**Aim of the exercise:**
Report the count of lines that carry the string "JSON", and add nothing.

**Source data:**
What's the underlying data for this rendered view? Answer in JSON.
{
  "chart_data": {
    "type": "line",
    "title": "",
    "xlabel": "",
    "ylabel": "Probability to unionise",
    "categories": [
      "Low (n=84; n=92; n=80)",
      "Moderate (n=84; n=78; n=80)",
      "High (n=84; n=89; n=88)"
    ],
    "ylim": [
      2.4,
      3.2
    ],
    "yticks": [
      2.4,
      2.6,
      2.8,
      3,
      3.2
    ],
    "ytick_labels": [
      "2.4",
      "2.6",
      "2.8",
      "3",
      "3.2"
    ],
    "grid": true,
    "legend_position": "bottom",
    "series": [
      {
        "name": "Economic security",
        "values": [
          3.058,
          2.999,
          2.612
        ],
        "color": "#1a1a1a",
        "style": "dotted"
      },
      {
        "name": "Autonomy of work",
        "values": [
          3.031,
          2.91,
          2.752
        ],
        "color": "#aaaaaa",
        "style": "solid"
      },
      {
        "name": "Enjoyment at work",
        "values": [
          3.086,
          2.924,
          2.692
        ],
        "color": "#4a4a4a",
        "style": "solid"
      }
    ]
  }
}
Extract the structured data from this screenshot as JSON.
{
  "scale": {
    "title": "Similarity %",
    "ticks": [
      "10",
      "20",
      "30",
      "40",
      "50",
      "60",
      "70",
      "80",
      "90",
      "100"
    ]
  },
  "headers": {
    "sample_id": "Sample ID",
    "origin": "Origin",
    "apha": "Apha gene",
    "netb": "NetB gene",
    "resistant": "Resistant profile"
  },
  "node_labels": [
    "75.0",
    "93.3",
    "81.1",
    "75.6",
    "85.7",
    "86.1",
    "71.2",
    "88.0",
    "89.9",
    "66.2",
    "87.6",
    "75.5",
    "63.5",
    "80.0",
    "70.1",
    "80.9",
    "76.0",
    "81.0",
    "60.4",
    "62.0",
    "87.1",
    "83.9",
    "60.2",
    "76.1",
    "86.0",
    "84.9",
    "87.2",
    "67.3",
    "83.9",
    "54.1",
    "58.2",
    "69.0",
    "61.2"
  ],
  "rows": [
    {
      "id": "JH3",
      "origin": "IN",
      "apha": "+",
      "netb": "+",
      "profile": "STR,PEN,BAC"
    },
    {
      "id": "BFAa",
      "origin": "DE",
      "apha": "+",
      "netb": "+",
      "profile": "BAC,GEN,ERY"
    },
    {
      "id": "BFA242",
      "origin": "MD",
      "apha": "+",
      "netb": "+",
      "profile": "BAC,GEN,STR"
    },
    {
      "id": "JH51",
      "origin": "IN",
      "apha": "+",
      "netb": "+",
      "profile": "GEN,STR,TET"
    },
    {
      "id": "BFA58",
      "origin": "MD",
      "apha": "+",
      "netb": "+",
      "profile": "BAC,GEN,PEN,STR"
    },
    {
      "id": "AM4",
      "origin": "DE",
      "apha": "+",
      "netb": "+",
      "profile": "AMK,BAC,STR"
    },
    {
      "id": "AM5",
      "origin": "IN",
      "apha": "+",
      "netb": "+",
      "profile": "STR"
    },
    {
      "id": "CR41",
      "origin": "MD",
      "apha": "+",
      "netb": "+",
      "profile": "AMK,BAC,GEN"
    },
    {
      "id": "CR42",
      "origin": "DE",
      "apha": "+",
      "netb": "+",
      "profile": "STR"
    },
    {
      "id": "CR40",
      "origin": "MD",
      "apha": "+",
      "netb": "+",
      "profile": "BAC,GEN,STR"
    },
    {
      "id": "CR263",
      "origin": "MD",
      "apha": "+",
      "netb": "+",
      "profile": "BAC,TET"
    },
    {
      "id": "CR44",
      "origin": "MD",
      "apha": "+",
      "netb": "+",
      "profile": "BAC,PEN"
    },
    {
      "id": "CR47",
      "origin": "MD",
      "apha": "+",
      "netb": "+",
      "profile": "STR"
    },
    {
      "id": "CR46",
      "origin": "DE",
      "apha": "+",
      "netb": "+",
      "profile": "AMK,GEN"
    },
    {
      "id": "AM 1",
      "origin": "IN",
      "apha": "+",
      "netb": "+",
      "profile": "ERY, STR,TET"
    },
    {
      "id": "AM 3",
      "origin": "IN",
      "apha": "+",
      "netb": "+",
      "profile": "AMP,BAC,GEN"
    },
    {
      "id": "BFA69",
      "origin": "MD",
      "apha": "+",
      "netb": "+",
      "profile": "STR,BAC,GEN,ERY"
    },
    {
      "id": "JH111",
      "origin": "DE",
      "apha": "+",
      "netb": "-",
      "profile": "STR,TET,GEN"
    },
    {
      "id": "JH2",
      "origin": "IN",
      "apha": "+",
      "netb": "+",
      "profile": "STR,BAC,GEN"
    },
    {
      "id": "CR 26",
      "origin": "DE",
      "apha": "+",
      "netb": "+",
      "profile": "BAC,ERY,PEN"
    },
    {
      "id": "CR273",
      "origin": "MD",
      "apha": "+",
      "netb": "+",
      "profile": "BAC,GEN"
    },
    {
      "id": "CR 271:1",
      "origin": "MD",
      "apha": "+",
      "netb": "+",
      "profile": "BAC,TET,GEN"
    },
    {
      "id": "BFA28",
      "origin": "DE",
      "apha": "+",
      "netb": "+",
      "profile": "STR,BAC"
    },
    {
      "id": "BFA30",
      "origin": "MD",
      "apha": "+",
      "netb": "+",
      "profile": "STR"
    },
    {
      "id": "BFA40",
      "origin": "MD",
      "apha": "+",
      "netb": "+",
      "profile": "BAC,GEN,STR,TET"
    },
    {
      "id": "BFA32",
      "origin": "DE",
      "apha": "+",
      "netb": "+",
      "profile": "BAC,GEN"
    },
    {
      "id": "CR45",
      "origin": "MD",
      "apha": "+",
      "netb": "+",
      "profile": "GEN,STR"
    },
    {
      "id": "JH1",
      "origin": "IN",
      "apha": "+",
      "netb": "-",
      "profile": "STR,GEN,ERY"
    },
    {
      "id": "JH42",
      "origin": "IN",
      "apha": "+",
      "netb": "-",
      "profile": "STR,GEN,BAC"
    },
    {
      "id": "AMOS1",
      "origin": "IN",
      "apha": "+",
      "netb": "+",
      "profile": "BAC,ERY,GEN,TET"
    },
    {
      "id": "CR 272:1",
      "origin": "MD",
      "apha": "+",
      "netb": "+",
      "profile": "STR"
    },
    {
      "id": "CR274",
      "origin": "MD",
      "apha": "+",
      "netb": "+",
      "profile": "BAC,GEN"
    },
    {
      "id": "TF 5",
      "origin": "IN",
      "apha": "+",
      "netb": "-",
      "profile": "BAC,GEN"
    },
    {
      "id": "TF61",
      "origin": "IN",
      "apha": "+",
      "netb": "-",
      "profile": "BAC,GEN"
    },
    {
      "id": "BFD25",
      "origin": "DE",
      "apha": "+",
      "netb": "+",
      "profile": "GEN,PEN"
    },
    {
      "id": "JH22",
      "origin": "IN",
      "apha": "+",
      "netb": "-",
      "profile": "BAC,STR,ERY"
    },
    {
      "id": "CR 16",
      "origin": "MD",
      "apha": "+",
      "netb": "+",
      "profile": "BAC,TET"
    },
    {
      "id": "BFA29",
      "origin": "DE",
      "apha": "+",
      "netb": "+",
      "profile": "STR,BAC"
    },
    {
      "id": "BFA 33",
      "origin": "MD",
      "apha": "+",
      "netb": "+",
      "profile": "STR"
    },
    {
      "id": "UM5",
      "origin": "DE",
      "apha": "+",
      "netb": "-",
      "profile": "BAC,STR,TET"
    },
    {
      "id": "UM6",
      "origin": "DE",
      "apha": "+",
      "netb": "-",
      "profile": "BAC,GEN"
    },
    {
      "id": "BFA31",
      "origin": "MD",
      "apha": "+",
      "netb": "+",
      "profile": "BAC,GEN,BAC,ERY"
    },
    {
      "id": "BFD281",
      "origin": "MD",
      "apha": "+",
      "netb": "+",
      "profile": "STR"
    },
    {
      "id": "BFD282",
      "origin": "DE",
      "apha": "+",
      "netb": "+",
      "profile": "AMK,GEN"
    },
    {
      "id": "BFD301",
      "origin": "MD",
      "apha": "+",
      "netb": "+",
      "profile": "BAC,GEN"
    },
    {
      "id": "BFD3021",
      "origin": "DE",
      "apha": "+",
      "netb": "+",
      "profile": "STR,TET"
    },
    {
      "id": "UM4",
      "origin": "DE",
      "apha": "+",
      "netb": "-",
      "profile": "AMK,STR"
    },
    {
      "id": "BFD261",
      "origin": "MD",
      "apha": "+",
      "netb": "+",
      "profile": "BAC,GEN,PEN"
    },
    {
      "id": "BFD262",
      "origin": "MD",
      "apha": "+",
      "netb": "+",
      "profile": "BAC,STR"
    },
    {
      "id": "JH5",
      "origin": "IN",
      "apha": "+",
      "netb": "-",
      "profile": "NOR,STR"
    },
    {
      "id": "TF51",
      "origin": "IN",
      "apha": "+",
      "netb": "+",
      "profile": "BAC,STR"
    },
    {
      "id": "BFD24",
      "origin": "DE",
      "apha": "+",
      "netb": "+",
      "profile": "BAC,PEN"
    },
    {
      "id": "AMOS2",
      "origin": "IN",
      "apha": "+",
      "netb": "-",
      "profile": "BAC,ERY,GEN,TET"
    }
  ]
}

**Reply:**
2